Probably not, because the thought of it tends to make most people who aren’t ODT editors cringe. But as medical implants become more common, people are dying with a variety of metals still in their bodies. Gold, titanium, palladium, silver, and a number of other metals are commonly found in cardiac implants, neurostimulators, dental implants, and joint replacements.
One Netherlands-based, family-owned business recognized the opportunity to repurpose these metals. Founded in 1997 by orthopedic surgeon Jan Gabriëls and logistic manager/recycling expert Ruud Verbene, OrthoMetals developed the concept of recycling metals remaining after cremation. The company provides their recycling service to over 700 crematoria in over 20 countries. The firm’s technology is able to separate metals from bones and ash remaining after a cremation.
The recycling solution is completely free for all crematoria that want to participate. When the partnership begins, OrthoMetals provides free wheeling bins or boxes, in which all materials remaining after cremation go. The bins are generally collected once or twice a year, or upon request to serve the specific facility’s needs. The OrthoMetals team conducts bin collection personally, guaranteeing them complete control of the recycling process.
“You’re taking something you were going to bury in the cemetery, it was going to no good,” Glenn McClary, CEO of the Mount Pleasant Cemetery Group, which houses the Elgin Mills Crematorium north of Toronto, told CBC News. Mount Pleasant was the first crematorium operator in Canada to use OrthoMetals to recycle the non-organic materials in humans. “Now, the metals are not only going to be reused, we’re going to have a few extra dollars that we can provide to charity and do some good work,” he said.

## Assignment:
Continue the passage about recycling metal implants recovered after cremation, starting after its last sentence.

## Supplied data:
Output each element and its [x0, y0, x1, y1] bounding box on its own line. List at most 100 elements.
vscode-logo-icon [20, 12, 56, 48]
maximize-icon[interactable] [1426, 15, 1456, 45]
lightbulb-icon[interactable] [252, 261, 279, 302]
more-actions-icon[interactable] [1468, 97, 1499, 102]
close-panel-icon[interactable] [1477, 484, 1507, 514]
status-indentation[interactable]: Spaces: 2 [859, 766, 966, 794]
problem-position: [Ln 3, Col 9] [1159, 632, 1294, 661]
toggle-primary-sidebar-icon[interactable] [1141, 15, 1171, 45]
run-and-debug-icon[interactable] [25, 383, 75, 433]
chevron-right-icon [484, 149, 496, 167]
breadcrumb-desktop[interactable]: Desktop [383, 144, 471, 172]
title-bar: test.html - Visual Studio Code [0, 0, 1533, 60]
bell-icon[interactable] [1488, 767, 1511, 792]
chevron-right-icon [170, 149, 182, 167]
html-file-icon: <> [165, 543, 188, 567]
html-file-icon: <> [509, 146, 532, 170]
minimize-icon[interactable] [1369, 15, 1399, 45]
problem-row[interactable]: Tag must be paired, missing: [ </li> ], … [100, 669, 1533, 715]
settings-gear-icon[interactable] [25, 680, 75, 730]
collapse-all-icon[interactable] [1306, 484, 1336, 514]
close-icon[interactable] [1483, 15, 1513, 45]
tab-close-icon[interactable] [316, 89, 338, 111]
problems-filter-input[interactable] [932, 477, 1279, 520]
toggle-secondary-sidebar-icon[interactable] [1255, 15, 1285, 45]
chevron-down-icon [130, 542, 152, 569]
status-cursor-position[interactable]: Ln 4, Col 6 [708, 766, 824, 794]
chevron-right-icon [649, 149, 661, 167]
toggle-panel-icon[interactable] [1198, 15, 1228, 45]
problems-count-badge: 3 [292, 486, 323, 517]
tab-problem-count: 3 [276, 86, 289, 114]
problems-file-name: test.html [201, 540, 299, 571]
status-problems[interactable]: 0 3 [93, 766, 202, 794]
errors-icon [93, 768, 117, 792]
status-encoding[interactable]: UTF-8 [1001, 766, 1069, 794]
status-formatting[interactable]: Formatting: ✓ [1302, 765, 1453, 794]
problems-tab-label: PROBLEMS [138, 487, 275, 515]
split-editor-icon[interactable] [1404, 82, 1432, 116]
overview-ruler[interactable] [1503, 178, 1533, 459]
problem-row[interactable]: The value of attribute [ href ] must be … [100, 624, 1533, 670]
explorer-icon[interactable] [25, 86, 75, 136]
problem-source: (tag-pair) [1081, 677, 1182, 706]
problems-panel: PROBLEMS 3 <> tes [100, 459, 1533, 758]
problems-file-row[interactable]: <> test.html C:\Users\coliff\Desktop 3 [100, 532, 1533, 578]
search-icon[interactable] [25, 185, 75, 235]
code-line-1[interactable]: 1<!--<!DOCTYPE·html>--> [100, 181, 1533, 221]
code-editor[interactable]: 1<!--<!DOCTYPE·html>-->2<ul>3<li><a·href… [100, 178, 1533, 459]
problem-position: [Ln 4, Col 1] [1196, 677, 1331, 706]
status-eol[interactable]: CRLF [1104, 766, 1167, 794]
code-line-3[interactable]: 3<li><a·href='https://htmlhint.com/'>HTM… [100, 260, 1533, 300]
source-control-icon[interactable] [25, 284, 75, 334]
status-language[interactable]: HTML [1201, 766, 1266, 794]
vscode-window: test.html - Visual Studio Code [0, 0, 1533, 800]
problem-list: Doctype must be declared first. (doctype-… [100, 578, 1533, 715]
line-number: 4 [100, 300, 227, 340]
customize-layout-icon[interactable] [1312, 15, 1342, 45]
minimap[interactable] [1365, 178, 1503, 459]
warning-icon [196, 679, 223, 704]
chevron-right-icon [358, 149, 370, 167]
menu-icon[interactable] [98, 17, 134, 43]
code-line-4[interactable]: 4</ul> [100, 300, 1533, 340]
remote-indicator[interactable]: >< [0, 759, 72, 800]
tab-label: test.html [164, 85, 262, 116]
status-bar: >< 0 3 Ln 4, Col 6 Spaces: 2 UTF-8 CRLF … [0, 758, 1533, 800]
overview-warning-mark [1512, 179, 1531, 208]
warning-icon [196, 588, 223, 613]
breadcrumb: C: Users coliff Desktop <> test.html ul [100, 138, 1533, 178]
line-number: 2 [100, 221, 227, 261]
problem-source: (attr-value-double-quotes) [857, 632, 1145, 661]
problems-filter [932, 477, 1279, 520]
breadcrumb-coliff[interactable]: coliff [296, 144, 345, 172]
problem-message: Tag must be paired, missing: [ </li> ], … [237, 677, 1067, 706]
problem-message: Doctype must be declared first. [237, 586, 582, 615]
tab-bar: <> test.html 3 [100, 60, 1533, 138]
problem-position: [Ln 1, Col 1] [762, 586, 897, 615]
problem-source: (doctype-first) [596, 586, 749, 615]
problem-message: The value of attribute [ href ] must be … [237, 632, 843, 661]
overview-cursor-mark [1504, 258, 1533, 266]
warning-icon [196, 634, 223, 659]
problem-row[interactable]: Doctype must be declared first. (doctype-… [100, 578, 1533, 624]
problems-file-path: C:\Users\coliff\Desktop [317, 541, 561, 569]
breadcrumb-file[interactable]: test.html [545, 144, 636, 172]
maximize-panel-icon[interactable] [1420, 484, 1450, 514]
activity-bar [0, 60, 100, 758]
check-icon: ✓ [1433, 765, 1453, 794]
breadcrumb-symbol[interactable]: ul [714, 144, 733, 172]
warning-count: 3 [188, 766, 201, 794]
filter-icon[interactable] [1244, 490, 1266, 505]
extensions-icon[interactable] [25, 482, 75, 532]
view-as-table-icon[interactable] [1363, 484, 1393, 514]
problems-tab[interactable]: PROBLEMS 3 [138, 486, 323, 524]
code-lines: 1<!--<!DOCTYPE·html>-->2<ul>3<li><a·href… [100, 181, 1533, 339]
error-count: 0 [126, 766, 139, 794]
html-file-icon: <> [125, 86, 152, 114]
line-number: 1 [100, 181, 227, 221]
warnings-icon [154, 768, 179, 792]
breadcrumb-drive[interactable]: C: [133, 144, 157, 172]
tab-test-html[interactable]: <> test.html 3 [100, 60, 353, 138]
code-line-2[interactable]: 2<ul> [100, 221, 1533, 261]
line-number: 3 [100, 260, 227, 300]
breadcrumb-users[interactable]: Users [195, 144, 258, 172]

## Written response:
Once OrthoMetals collects the bins, they’re sent off to a facility to be sorted. Precious metals recovered are then shipped to a specialized refinery to analyze the material for their gold, silver, palladium, and titanium content. Next, the sorted metals are smelted at the company’s partner foundries. And don’t worry, OrthoMetals assures, none of the metals will be recognizably reused for other medical implants. Titanium salvaged from knee or hip implants are potentially made into aircraft parts, or gold repurposed into electronics, for example. (All with the permission of the dead loved one’s family, of course.)
OrthoMetals then sells the metals—precious metals are sold at intraday prices, and non-ferrous/implanted metals are sold at market prices. After the deduction of the company’s costs, most of the proceeds are returned to the crematoria.
However, most of the crematoria donate the money received from OrthoMetals to charity, according to CBC News. The Mount Pleasant Group, for example, received $44,000 for their first year of participation, and used it to support hospice and palliative care in Ontario.
“People always want to know what happens behind the scenes,” said OrthoMetals cremation coordinator Sarah Mannone. “I think this is a great opportunity to do something that is environmentally friendly, yet still giving dignity and respect to the dead.”
OrthoMetals’ complete process takes place under strict ISO 9001 and 14001 certifications as well as mandatory country-specific licenses. The company also encourages crematoria to support local charity with the money they receive from recycling metals. The proceeds can also be distributed on behalf of crematoria among respected charities and institutes OrthoMetals has made contact with during their operation.
Readers may be uneasy about harvesting metals from the dead, but OrthoMetals has found that most grieving families are supportive of the initiative.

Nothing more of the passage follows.